Entries shown =
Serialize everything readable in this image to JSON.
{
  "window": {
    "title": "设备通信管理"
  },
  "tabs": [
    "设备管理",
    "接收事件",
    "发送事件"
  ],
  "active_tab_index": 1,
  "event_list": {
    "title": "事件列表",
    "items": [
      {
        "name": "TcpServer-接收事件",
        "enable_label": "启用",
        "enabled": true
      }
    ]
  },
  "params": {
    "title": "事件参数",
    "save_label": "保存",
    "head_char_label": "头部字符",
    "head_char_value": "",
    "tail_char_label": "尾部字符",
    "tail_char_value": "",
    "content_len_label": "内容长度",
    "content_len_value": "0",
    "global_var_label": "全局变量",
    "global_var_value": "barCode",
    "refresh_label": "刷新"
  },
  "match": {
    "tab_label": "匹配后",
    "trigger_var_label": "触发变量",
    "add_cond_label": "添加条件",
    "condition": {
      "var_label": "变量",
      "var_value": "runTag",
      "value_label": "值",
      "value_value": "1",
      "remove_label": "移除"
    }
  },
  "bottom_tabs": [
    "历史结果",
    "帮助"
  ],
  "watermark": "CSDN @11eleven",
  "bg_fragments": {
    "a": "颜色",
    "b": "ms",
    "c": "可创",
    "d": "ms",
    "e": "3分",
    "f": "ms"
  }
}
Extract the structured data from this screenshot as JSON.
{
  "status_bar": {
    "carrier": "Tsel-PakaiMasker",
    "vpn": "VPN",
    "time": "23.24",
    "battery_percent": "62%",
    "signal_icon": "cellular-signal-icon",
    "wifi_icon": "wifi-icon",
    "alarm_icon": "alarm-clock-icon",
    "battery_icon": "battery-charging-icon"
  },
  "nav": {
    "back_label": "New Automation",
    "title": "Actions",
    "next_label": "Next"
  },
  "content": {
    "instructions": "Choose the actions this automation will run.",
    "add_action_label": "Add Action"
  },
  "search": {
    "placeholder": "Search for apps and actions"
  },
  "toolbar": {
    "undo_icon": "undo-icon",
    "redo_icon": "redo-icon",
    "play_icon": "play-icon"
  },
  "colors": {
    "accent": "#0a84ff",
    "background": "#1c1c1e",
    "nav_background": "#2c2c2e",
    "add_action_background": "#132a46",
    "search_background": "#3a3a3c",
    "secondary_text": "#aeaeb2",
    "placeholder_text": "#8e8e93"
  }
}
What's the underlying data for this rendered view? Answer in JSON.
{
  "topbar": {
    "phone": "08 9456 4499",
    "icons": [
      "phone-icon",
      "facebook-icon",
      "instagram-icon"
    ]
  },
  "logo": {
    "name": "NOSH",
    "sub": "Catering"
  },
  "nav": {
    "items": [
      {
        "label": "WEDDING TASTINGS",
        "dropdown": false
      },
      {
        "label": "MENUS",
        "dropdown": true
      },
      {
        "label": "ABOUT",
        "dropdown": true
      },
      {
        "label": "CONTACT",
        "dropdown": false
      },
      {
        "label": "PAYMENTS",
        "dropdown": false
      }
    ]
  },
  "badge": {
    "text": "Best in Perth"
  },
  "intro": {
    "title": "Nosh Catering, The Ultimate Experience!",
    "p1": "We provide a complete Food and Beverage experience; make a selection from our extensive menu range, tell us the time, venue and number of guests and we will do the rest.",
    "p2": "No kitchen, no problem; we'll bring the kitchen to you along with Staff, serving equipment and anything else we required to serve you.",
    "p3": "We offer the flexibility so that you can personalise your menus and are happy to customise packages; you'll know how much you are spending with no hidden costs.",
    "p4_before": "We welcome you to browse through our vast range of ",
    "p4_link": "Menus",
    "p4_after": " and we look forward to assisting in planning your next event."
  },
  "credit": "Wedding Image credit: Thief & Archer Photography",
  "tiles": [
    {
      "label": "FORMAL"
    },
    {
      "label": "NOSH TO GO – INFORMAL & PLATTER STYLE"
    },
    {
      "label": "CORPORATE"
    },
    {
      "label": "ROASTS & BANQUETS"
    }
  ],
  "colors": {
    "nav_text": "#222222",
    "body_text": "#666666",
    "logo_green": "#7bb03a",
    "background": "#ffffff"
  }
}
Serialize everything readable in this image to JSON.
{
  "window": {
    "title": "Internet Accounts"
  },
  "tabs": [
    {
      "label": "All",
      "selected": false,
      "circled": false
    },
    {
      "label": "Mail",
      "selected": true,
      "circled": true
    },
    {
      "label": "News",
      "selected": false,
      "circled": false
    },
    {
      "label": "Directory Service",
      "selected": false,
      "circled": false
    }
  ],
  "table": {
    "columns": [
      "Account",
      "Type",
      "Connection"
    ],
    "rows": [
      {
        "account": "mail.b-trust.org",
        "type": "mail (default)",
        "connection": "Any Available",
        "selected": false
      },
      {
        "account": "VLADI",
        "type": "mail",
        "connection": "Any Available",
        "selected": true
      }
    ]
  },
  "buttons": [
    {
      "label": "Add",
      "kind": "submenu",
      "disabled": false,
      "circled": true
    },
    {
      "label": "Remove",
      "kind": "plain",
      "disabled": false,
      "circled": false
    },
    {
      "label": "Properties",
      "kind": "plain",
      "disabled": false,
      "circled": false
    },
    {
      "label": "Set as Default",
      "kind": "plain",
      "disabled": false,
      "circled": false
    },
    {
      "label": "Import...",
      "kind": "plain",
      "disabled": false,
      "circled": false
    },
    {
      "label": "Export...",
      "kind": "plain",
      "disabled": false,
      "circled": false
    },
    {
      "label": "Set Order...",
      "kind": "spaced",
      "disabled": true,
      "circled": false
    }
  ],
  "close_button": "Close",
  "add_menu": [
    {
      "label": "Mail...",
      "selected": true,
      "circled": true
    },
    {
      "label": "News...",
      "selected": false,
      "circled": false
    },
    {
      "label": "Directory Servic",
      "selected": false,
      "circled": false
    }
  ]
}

Task directions = Return all lines containing the word "will".

Completed exercise =
    "instructions": "Choose the actions this automation will run.",
    "p1": "We provide a complete Food and Beverage experience; make a selection from our extensive menu range, tell us the time, venue and number of guests and we will do the rest.",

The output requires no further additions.